**EXERCISE BRIEF:**
In the lines below, starting at the one containing "paragraph-intro (24, 480, 206, 588)" and ending at the one containing "375, 600, 436)", rename "headline-line-1" to "headline-first-line". Give only those lines back, with everything else unchanged.

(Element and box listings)
——————————

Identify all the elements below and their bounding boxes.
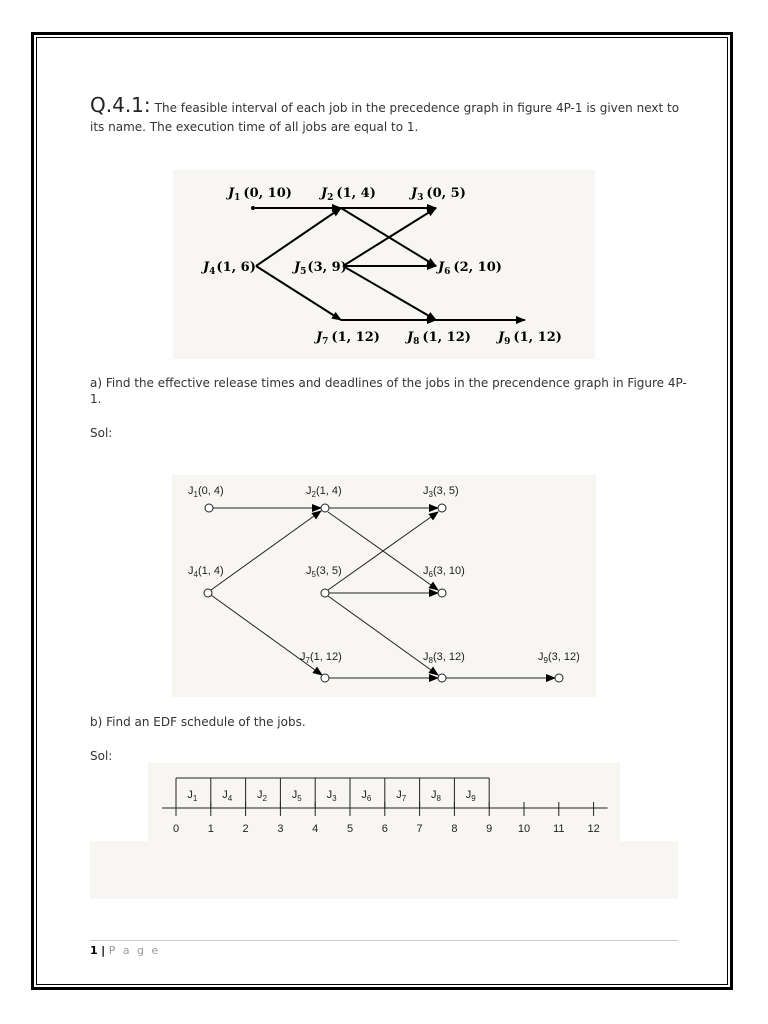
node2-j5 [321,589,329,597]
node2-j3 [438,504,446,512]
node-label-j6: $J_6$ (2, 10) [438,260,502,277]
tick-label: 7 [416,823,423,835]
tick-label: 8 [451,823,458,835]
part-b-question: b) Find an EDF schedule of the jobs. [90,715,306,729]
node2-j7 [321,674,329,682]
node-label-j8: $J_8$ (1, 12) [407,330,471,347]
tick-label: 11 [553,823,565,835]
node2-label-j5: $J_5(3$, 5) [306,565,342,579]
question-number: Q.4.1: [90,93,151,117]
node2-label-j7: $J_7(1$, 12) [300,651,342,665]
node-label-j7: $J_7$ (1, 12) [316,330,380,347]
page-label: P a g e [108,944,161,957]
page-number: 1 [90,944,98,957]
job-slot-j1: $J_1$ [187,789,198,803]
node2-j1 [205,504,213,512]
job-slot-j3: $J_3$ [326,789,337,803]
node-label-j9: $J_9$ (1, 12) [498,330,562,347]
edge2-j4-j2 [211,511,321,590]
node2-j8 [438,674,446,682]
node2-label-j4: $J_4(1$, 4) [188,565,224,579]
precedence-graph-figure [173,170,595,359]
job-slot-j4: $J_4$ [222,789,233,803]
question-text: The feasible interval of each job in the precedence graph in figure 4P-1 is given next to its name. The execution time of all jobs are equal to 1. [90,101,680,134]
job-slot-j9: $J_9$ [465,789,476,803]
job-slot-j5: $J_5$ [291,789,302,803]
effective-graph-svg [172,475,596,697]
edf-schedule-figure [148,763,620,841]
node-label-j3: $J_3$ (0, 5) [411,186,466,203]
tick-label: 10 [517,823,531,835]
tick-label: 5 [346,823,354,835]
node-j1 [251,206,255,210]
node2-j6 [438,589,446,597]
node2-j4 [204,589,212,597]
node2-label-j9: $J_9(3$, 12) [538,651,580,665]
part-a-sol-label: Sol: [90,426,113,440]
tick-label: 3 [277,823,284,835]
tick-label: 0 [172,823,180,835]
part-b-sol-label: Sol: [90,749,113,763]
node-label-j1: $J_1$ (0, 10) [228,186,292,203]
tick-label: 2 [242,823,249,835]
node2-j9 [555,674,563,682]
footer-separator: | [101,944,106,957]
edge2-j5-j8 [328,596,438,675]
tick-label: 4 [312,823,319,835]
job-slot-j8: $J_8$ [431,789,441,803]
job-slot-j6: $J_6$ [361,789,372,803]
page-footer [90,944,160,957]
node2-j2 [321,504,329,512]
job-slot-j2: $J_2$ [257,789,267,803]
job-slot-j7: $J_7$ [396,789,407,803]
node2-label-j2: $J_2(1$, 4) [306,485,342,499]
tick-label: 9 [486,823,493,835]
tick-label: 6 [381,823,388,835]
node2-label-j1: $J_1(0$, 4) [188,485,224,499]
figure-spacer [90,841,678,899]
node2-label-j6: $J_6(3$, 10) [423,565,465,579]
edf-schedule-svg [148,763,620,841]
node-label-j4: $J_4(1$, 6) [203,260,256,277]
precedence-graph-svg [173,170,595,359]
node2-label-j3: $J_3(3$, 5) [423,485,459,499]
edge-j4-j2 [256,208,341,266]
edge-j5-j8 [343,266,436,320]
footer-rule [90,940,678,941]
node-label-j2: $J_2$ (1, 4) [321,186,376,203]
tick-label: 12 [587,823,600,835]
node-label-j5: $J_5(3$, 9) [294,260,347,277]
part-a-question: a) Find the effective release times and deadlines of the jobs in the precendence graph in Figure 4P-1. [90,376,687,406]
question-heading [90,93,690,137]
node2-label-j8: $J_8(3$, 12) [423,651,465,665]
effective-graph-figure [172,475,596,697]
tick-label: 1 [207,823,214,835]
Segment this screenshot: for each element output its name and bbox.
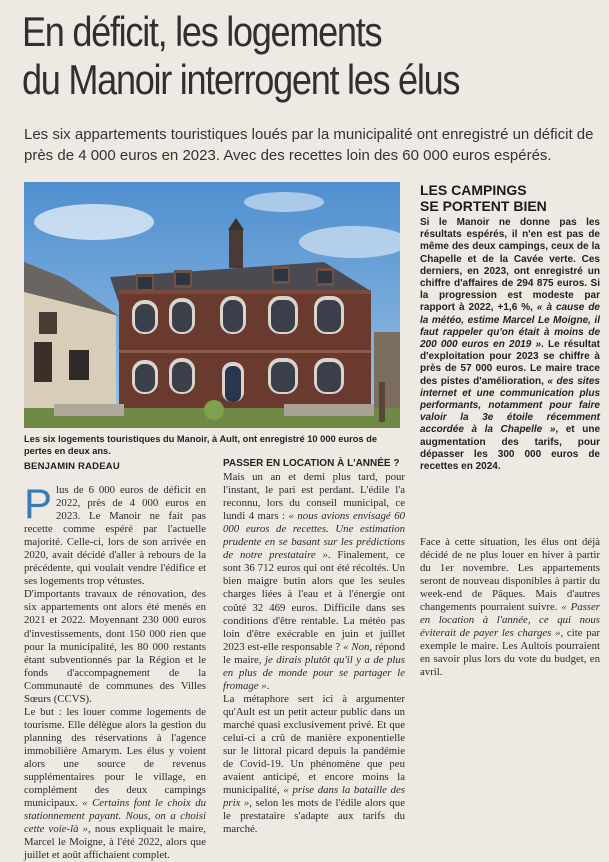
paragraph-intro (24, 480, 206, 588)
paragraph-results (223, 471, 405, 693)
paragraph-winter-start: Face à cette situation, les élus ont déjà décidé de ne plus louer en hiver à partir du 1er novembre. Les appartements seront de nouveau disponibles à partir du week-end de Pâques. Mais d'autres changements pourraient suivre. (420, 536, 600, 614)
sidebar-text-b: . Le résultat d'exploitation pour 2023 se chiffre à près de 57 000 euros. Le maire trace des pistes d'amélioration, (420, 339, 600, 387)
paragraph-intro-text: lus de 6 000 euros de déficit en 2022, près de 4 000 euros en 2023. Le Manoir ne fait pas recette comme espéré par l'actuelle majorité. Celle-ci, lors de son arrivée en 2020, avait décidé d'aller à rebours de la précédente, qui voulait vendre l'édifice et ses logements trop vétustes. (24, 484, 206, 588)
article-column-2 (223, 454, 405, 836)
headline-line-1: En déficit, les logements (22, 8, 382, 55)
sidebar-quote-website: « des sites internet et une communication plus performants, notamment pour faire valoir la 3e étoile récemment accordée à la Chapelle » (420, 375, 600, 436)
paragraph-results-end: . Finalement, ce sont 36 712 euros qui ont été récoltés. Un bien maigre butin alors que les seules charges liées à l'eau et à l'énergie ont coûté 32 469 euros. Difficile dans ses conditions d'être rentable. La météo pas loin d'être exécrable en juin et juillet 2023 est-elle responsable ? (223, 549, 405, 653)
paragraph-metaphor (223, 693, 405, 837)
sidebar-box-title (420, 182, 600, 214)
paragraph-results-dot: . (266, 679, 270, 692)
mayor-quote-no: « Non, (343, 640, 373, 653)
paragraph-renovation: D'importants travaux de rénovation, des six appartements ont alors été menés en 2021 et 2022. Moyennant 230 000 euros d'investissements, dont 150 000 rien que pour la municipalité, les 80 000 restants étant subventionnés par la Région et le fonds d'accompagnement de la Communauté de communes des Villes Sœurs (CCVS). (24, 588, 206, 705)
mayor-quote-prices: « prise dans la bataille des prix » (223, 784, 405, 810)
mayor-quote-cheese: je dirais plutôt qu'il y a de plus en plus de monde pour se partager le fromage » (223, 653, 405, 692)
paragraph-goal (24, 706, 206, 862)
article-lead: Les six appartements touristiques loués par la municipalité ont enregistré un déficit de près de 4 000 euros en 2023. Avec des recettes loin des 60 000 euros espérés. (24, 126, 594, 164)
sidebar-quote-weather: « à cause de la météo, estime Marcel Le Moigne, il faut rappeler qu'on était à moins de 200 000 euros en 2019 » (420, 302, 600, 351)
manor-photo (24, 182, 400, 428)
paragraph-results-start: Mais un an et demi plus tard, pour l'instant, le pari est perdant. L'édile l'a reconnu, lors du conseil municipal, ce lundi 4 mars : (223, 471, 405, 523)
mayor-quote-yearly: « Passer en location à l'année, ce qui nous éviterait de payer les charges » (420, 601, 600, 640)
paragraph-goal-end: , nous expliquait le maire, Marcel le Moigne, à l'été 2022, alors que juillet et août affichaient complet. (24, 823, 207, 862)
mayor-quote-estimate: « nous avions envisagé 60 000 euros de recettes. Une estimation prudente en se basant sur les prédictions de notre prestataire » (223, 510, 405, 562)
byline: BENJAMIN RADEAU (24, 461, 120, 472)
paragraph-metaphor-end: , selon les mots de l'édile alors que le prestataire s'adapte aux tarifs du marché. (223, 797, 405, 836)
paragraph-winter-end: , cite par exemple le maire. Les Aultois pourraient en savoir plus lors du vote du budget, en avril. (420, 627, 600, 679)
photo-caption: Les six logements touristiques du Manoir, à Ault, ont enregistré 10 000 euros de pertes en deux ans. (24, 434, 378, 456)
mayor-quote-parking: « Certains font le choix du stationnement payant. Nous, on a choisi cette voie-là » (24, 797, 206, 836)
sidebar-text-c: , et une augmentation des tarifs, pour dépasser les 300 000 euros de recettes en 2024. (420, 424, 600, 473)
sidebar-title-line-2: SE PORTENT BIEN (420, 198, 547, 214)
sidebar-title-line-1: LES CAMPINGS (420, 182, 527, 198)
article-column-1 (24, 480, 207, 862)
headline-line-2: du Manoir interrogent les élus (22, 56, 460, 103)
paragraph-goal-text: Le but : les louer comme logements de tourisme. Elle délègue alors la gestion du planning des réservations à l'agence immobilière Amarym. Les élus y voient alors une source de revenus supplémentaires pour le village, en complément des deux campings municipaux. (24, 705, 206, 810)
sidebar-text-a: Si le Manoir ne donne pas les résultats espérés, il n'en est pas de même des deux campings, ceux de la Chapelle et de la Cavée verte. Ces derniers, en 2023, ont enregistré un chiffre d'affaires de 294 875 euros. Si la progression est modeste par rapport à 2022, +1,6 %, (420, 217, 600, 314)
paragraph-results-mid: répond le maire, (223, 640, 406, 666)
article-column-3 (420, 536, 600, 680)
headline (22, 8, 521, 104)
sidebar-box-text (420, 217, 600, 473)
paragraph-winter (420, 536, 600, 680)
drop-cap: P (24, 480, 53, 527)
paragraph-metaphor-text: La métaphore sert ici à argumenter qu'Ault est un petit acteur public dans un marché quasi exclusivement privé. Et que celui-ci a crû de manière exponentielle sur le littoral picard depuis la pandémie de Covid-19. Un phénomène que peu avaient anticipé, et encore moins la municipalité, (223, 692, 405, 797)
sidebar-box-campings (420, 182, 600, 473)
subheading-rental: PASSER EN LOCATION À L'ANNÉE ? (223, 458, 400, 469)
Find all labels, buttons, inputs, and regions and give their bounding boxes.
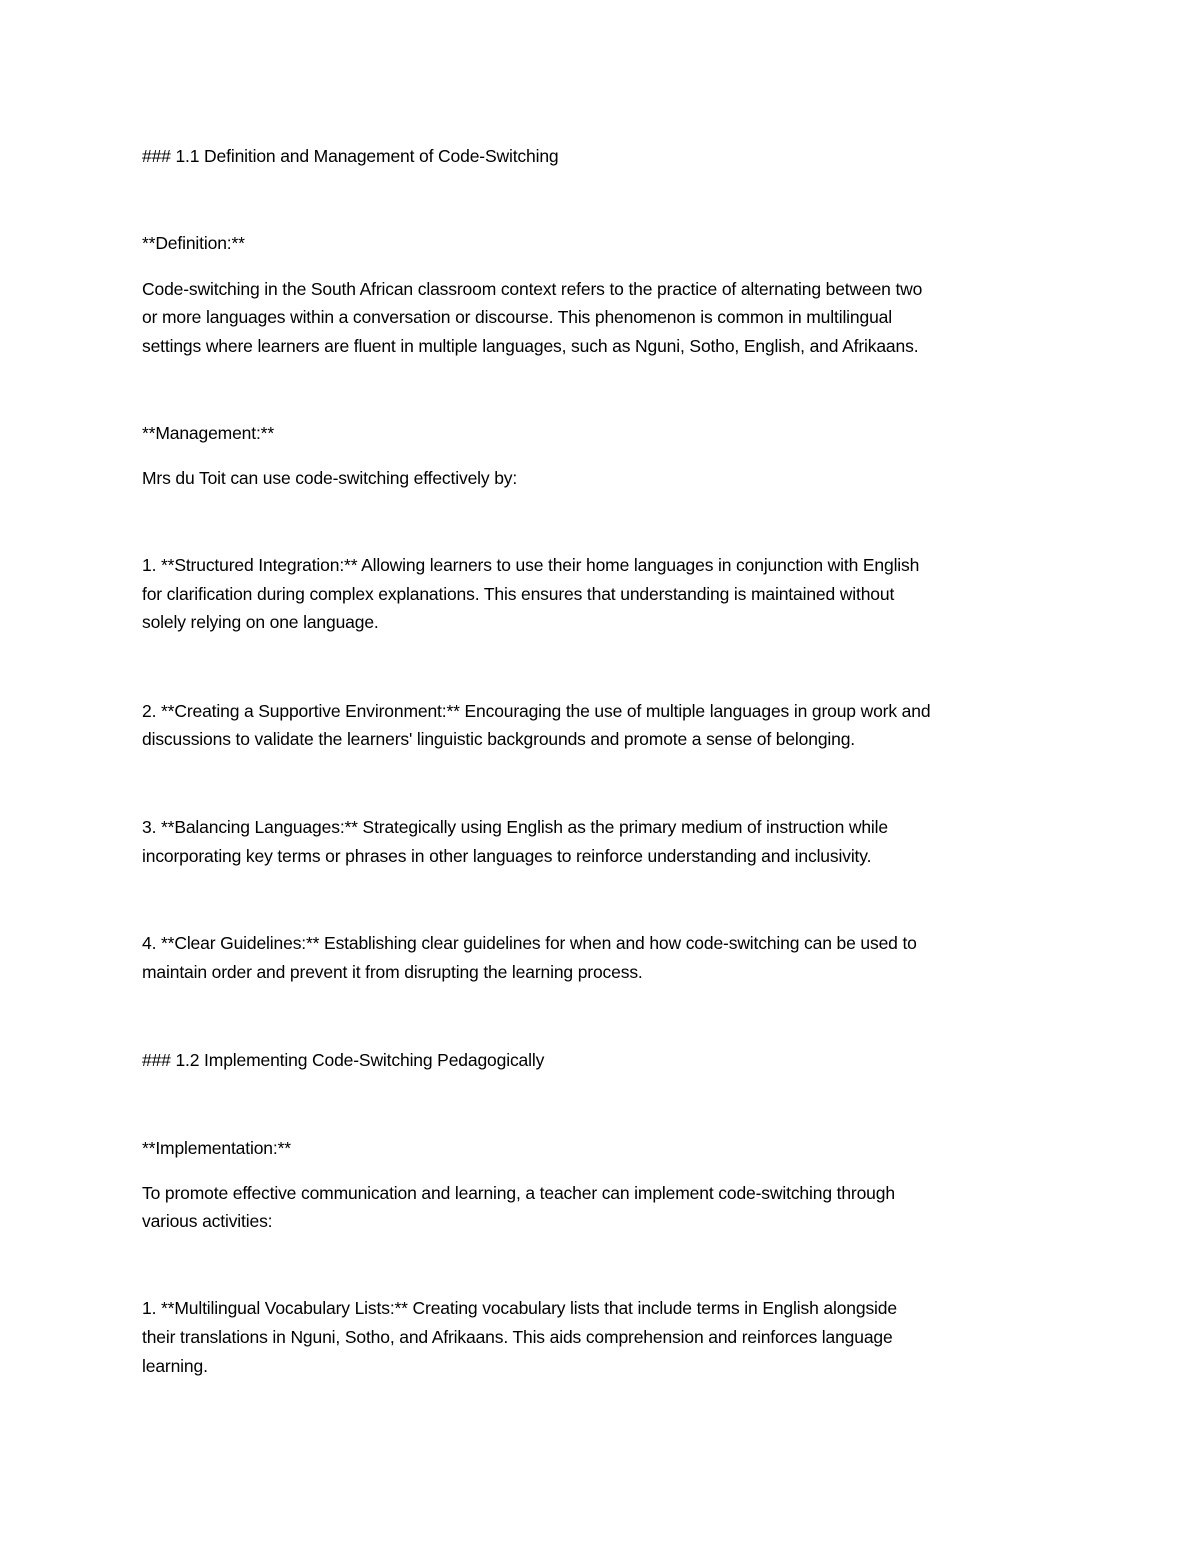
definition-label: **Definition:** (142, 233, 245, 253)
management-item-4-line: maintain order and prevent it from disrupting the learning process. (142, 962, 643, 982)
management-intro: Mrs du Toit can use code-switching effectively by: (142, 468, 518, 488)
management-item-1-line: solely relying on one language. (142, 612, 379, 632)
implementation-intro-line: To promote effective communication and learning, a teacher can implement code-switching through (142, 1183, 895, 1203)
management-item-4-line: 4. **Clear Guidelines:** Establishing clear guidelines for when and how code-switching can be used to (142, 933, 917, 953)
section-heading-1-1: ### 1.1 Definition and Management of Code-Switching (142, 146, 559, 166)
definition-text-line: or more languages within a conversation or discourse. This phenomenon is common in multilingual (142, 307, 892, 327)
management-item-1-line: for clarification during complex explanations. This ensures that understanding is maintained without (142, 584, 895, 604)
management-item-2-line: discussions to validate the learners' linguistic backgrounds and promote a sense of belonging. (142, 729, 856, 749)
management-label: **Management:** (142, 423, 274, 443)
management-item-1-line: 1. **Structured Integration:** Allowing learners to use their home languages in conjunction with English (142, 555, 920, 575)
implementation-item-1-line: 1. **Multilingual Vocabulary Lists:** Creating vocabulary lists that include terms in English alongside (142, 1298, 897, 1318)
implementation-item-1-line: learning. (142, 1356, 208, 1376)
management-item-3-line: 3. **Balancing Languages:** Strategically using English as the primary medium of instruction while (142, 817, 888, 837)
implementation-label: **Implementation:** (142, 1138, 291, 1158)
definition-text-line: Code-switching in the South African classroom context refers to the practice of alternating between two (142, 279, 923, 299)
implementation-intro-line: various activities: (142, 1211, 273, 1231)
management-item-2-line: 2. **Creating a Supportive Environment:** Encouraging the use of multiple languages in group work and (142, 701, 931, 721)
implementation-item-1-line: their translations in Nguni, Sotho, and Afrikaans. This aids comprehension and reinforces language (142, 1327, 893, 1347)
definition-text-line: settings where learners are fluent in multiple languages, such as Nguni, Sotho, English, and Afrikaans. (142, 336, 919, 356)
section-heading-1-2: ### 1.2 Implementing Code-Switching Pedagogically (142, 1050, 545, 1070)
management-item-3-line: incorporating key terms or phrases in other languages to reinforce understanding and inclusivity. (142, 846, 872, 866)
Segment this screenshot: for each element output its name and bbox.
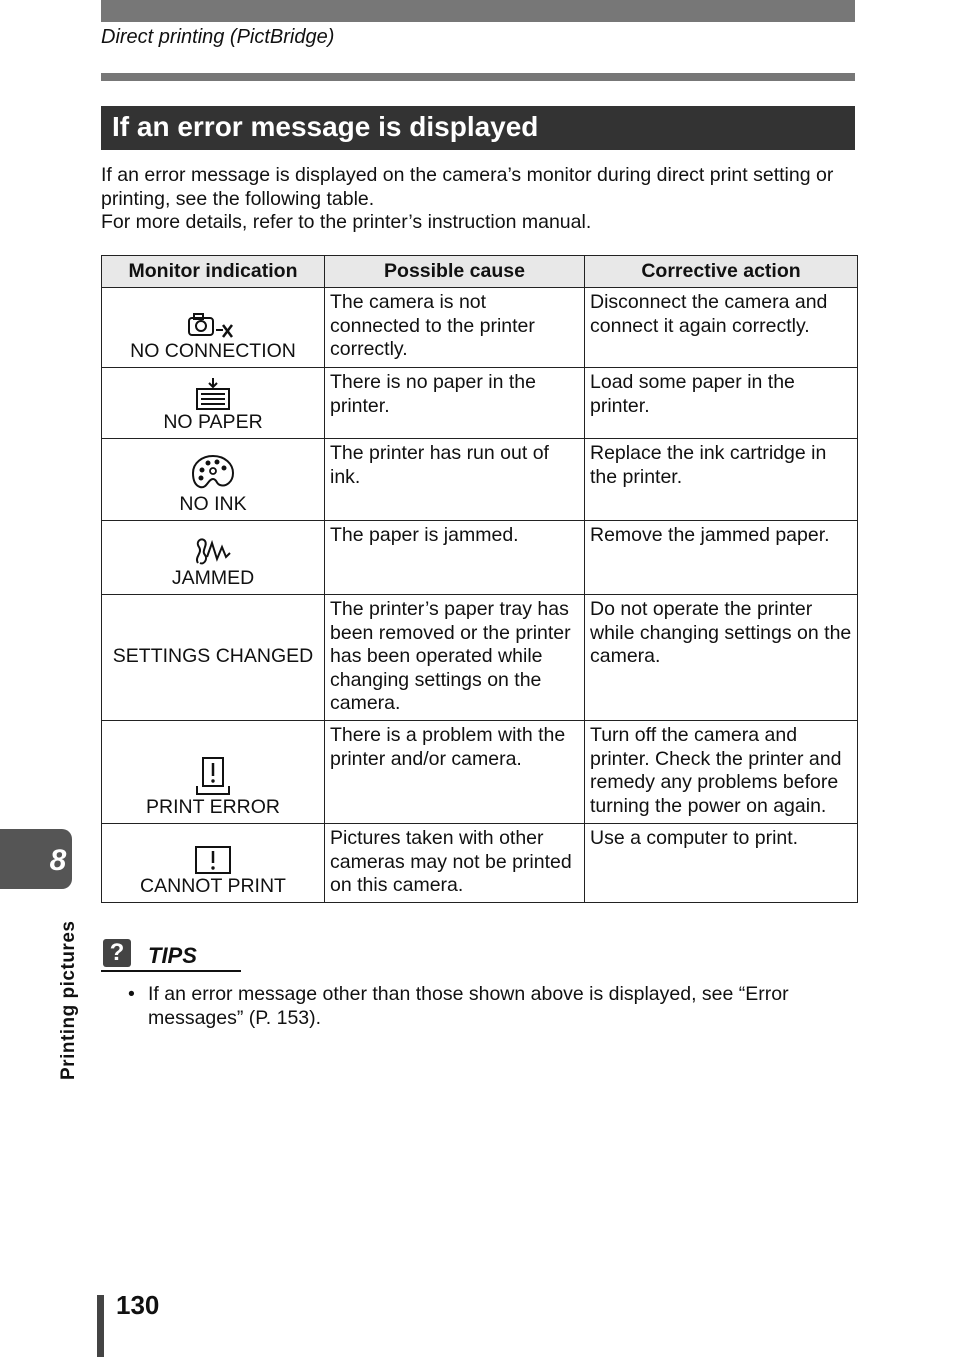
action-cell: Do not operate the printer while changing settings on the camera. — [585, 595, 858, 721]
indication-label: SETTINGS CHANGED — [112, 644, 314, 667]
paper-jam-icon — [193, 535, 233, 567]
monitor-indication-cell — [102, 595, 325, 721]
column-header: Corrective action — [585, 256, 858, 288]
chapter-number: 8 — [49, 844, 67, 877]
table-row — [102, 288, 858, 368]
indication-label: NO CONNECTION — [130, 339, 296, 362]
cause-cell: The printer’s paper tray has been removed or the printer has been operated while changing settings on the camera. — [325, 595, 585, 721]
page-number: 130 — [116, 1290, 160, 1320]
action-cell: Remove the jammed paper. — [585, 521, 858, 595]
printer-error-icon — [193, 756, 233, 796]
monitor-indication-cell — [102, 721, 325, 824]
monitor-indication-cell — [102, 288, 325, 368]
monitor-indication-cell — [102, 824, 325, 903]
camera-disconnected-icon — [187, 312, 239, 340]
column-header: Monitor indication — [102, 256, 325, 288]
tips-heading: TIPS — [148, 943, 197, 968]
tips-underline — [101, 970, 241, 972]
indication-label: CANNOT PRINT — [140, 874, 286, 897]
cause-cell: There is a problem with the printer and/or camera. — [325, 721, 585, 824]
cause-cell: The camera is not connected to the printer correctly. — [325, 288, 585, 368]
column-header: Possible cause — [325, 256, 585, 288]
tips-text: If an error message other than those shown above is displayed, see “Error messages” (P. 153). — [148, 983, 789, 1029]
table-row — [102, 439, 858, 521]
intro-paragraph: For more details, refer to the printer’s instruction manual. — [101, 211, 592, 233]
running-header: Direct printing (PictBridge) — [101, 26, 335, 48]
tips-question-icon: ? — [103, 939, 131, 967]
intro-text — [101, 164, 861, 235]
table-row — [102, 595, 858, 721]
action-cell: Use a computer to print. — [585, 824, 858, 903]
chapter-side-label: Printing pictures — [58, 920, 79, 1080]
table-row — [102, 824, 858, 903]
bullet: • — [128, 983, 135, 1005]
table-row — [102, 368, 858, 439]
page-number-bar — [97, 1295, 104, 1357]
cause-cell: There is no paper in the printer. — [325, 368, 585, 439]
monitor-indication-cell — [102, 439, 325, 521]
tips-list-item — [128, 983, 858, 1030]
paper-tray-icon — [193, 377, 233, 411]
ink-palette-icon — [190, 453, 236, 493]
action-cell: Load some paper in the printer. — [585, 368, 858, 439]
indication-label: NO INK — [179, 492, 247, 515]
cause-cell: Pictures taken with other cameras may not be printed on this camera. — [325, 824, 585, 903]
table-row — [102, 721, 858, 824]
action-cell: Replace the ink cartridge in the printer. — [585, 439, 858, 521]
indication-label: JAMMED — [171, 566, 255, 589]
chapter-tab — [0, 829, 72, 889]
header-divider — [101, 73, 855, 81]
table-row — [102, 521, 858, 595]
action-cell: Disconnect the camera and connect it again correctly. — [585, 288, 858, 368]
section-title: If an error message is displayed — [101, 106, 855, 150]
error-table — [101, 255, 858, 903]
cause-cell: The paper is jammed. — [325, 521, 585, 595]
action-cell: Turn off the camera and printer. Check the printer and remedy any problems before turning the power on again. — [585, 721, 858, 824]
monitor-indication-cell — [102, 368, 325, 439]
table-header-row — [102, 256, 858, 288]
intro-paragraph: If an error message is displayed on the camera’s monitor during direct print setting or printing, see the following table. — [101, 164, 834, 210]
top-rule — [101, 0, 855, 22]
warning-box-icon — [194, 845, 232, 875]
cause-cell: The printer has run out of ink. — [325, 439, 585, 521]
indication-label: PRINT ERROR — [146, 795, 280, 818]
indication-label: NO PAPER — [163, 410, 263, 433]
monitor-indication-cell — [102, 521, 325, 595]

——————————

**IN RESPONSE:**
paragraph-intro (24, 480, 206, 588)
paragraph-results (223, 471, 405, 693)
paragraph-winter-start: Face à cette situation, les élus ont déjà décidé de ne plus louer en hiver à partir du 1er novembre. Les appartements seront de nouveau disponibles à partir du week-end de Pâques. Mais d'autres changements pourraient suivre. (420, 536, 600, 614)
sidebar-text-b: . Le résultat d'exploitation pour 2023 se chiffre à près de 57 000 euros. Le maire trace des pistes d'amélioration, (420, 339, 600, 387)
paragraph-intro-text: lus de 6 000 euros de déficit en 2022, près de 4 000 euros en 2023. Le Manoir ne fait pas recette comme espéré par l'actuelle majorité. Celle-ci, lors de son arrivée en 2020, avait décidé d'aller à rebours de la précédente, qui voulait vendre l'édifice et ses logements trop vétustes. (24, 484, 206, 588)
article-column-2 (223, 454, 405, 836)
headline-first-line: En déficit, les logements (22, 8, 382, 55)
sidebar-quote-website: « des sites internet et une communication plus performants, notamment pour faire valoir la 3e étoile récemment accordée à la Chapelle » (420, 375, 600, 436)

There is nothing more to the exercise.